● **Source extract**
____
EDIT: I have absolutely no problem with buying over priced gadgets if it saves me heaps of time or benefits the family in one way or another (both applies to my brewery purchase as an example), but if I can buy the same or a similar item cheaper, then I will (and again, same applies to my brewery purchase, though still over prised).


----------



## brettprevans (5/5/13)

Have u done a google seach? Im not being a smart arse. Its what I did wheny wofe came back from a thermomix party and wanted one. Heaps of good reviews on it and its competitors. Whirlpool has even posted up the Choice website conparison article which you nrmally need yo pay for. 

Theres a fairly comprehensive review on a blog called something like avgerage joe. No nonense. 

I dont have one and im no way convinced about any of the products. Esp for $2k. Im also not convinved aboit it suiting a family of 5 (which mine is). Youd have to cook everynight and thats just not going to happen. 

Therss quite a bit of info on importing tjem also. Most ate grey imports so id do research catefully before going down that road.
____
Records:
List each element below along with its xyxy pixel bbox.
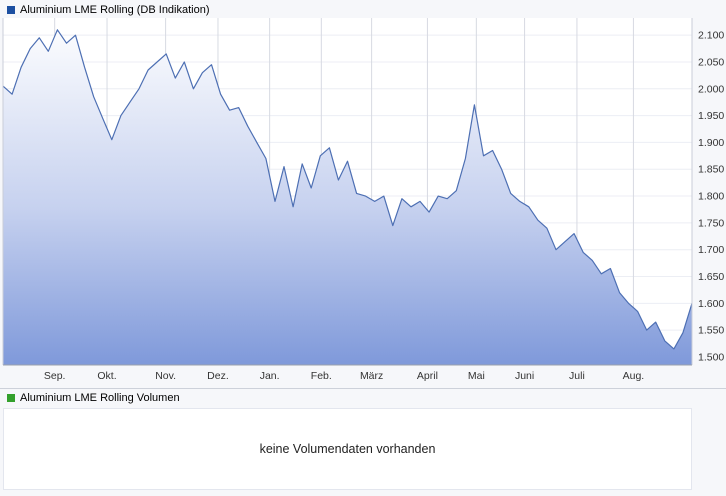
- svg-text:1.600: 1.600: [698, 298, 724, 310]
- price-series-label: Aluminium LME Rolling (DB Indikation): [20, 4, 210, 16]
- volume-legend: Aluminium LME Rolling Volumen: [7, 392, 180, 404]
- price-series-swatch-icon: [7, 6, 15, 14]
- price-legend: Aluminium LME Rolling (DB Indikation): [7, 4, 210, 16]
- svg-text:März: März: [360, 370, 383, 382]
- volume-message: keine Volumendaten vorhanden: [259, 442, 436, 456]
- svg-text:2.000: 2.000: [698, 83, 724, 95]
- svg-text:2.100: 2.100: [698, 30, 724, 42]
- volume-series-label: Aluminium LME Rolling Volumen: [20, 392, 180, 404]
- svg-text:Aug.: Aug.: [623, 370, 645, 382]
- svg-text:Nov.: Nov.: [155, 370, 176, 382]
- svg-text:Juni: Juni: [515, 370, 534, 382]
- svg-text:1.950: 1.950: [698, 110, 724, 122]
- svg-text:Okt.: Okt.: [97, 370, 116, 382]
- svg-text:1.800: 1.800: [698, 191, 724, 203]
- svg-text:1.850: 1.850: [698, 164, 724, 176]
- svg-text:Jan.: Jan.: [260, 370, 280, 382]
- svg-text:Dez.: Dez.: [207, 370, 229, 382]
- price-chart[interactable]: 2.100 2.050 2.000 1.950 1.900 1.850 1.800 1.750…: [0, 0, 726, 385]
- svg-text:Sep.: Sep.: [44, 370, 66, 382]
- svg-text:Mai: Mai: [468, 370, 485, 382]
- volume-panel: keine Volumendaten vorhanden: [3, 408, 692, 490]
- svg-text:1.900: 1.900: [698, 137, 724, 149]
- svg-text:1.700: 1.700: [698, 244, 724, 256]
- svg-text:April: April: [417, 370, 438, 382]
- svg-text:1.650: 1.650: [698, 271, 724, 283]
- svg-text:1.500: 1.500: [698, 351, 724, 363]
- volume-series-swatch-icon: [7, 394, 15, 402]
- svg-text:2.050: 2.050: [698, 56, 724, 68]
- svg-text:Juli: Juli: [569, 370, 585, 382]
- panel-divider: [0, 388, 726, 389]
- svg-text:Feb.: Feb.: [311, 370, 332, 382]
- svg-text:1.750: 1.750: [698, 217, 724, 229]
- svg-text:1.550: 1.550: [698, 325, 724, 337]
____
● **What this exercise asks**
1. Copy everything in the entries, from the line containing "- svg-text:1.600: 1.600: [698, 298, 724, 310]" down to the last line of the entries, keeping each line unchanged.
2. Continue the forum discussion about buying a Thermomix, picking up after its final sentence.

● **Results for each task**
1.
- svg-text:1.600: 1.600: [698, 298, 724, 310]
- price-series-label: Aluminium LME Rolling (DB Indikation): [20, 4, 210, 16]
- volume-legend: Aluminium LME Rolling Volumen: [7, 392, 180, 404]
- price-series-swatch-icon: [7, 6, 15, 14]
- price-legend: Aluminium LME Rolling (DB Indikation): [7, 4, 210, 16]
- svg-text:März: März: [360, 370, 383, 382]
- volume-message: keine Volumendaten vorhanden: [259, 442, 436, 456]
- svg-text:2.000: 2.000: [698, 83, 724, 95]
- svg-text:2.100: 2.100: [698, 30, 724, 42]
- volume-series-label: Aluminium LME Rolling Volumen: [20, 392, 180, 404]
- svg-text:Aug.: Aug.: [623, 370, 645, 382]
- svg-text:Nov.: Nov.: [155, 370, 176, 382]
- svg-text:Juni: Juni: [515, 370, 534, 382]
- svg-text:1.950: 1.950: [698, 110, 724, 122]
- svg-text:Okt.: Okt.: [97, 370, 116, 382]
- svg-text:1.800: 1.800: [698, 191, 724, 203]
- svg-text:1.850: 1.850: [698, 164, 724, 176]
- svg-text:Jan.: Jan.: [260, 370, 280, 382]
- svg-text:Dez.: Dez.: [207, 370, 229, 382]
- price-chart[interactable]: 2.100 2.050 2.000 1.950 1.900 1.850 1.800 1.750…: [0, 0, 726, 385]
- svg-text:Sep.: Sep.: [44, 370, 66, 382]
- svg-text:Mai: Mai: [468, 370, 485, 382]
- volume-panel: keine Volumendaten vorhanden: [3, 408, 692, 490]
- svg-text:1.900: 1.900: [698, 137, 724, 149]
- svg-text:1.700: 1.700: [698, 244, 724, 256]
- svg-text:April: April: [417, 370, 438, 382]
- svg-text:1.650: 1.650: [698, 271, 724, 283]
- svg-text:1.500: 1.500: [698, 351, 724, 363]
- volume-series-swatch-icon: [7, 394, 15, 402]
- svg-text:2.050: 2.050: [698, 56, 724, 68]
- svg-text:Juli: Juli: [569, 370, 585, 382]
- panel-divider: [0, 388, 726, 389]
- svg-text:Feb.: Feb.: [311, 370, 332, 382]
- svg-text:1.750: 1.750: [698, 217, 724, 229]
- svg-text:1.550: 1.550: [698, 325, 724, 337]

2.
----------



## brettprevans (5/5/13)

citymorgue2 said:


> Have u done a google seach? Im not being a smart arse. Its what I did wheny wofe came back from a thermomix party and wanted one. Heaps of good reviews on it and its competitors. Whirlpool has even posted up the Choice website conparison article which you nrmally need yo pay for.
> Theres a fairly comprehensive review on a blog called something like avgerage joe. No nonense.
> I dont have one and im no way convinced about any of the products. Esp for $2k. Im also not convinved aboit it suiting a family of 5 (which mine is). Youd have to cook everynight and thats just not going to happen.
> Therss quite a bit of info on importing tjem also. Most ate grey imports so id do research catefully before going down that road.


http://outbackjoe.com/macho-divertissement/australian-places-and-general-travel/thermomix-review-a-mans-perspective/

http://www.google.com.au/search?site=&source=hp&ei=NSSGUZCfHIfIlQXolYCwBg&q=thermomix+whirlpool&oq=thermomix+&gs_l=mobile-gws-hp.1.0.41l3j0l2.4836.7408.0.9485.11.8.0.3.3.0.271.1232.2-5.5.0...0.0...1c.1.12.mobile-gws-hp.IbMq0noVNzg&rlz=1Y1XIUG_enAU520AU520


----------



## komodo (6/5/13)

My mum has one and swears by it. She also has a 20odd grand AGA stove as well though so for my parents its not like the $ really means much. (Oh how I wish I was in that position).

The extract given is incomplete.